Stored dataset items
────────────────────

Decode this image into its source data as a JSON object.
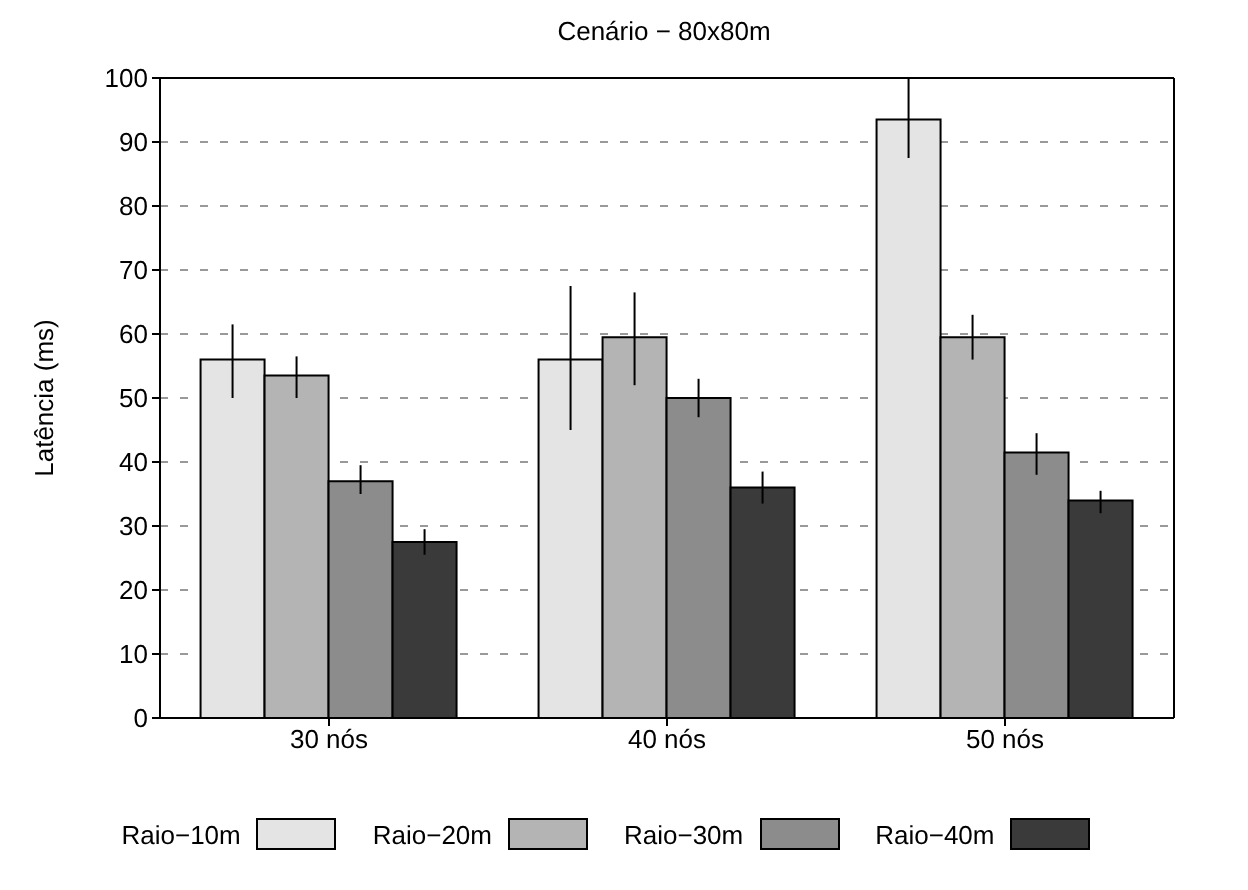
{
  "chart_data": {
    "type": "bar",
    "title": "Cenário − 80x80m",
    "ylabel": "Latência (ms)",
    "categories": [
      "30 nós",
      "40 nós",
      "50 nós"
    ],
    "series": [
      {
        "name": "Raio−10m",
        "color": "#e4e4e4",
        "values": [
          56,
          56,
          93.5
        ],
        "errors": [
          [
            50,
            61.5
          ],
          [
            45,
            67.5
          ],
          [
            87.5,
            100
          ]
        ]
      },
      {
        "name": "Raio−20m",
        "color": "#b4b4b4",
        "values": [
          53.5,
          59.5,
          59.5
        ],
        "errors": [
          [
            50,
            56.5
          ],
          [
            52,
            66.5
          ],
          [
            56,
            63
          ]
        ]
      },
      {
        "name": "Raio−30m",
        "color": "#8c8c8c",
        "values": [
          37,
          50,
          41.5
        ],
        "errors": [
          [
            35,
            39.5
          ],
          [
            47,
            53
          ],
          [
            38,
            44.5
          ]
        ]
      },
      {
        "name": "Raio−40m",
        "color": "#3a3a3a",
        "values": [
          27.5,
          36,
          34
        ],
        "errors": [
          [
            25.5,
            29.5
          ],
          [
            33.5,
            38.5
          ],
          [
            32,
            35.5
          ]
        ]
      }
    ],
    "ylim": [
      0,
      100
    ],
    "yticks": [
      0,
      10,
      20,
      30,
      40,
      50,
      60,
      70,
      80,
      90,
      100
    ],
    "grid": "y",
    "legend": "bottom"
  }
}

────────────────────

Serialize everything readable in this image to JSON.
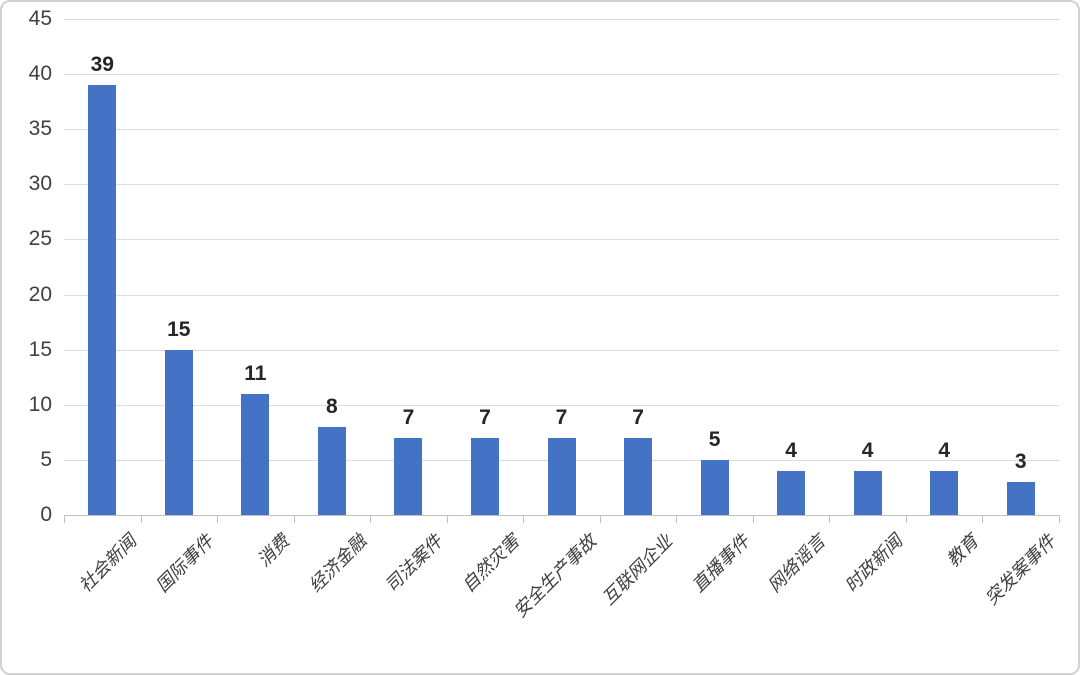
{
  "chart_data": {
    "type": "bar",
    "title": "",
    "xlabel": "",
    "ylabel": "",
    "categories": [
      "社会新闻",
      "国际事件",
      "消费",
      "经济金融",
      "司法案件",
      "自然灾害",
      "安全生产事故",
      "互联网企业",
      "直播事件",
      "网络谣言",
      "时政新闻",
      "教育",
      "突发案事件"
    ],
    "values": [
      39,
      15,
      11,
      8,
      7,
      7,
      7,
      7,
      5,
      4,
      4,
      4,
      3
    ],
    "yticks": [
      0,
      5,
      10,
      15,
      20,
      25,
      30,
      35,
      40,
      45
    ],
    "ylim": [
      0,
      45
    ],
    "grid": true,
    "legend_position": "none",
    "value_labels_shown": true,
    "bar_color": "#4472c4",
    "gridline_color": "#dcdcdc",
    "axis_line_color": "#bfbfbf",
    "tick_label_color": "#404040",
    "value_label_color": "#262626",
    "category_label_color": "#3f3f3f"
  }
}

────────────────────

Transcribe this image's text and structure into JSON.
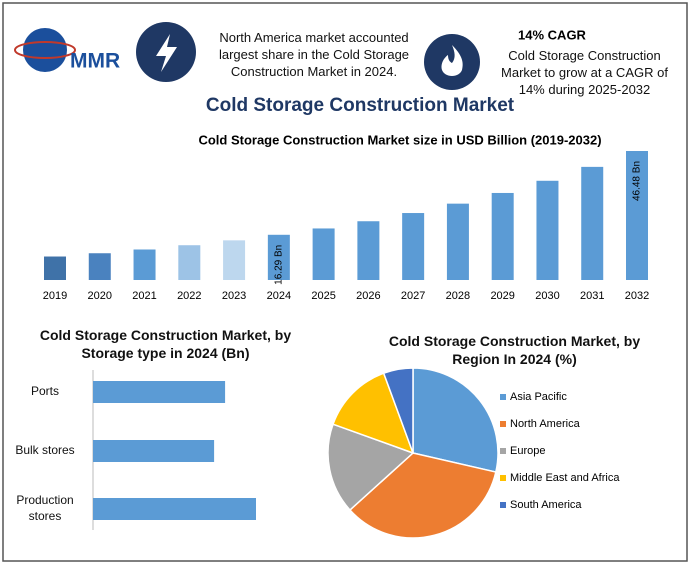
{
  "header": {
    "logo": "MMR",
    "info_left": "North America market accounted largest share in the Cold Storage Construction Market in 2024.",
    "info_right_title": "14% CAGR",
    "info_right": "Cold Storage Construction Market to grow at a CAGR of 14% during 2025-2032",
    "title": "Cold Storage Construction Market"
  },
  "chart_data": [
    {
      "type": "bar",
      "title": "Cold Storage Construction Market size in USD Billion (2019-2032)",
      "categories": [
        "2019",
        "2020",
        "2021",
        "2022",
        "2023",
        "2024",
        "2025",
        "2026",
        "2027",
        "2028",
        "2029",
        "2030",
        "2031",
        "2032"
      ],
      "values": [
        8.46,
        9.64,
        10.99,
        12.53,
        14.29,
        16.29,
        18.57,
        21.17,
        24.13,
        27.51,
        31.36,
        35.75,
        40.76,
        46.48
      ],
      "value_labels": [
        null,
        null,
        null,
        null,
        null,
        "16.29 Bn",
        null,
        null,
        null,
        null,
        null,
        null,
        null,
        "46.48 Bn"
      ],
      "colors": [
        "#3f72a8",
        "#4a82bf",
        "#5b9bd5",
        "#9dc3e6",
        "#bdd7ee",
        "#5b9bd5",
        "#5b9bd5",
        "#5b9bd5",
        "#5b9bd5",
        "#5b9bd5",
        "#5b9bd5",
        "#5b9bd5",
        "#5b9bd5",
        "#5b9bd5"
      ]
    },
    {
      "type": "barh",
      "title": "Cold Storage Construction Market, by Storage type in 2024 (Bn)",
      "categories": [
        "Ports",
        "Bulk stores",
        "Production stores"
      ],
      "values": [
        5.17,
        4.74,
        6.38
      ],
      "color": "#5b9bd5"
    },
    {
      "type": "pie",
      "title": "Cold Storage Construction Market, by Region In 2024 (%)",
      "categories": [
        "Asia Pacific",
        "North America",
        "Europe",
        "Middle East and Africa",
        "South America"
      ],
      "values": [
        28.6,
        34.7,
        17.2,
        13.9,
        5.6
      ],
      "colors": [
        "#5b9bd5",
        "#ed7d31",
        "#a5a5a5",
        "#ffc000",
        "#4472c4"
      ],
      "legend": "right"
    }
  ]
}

────────────────────

**TASK GOAL**
Pick out all lines from the data above in which the word "Construction" appears.

**WORKED SOLUTION**
    "info_left": "North America market accounted largest share in the Cold Storage Construction Market in 2024.",
    "info_right": "Cold Storage Construction Market to grow at a CAGR of 14% during 2025-2032",
    "title": "Cold Storage Construction Market"
      "title": "Cold Storage Construction Market size in USD Billion (2019-2032)",
      "title": "Cold Storage Construction Market, by Storage type in 2024 (Bn)",
      "title": "Cold Storage Construction Market, by Region In 2024 (%)",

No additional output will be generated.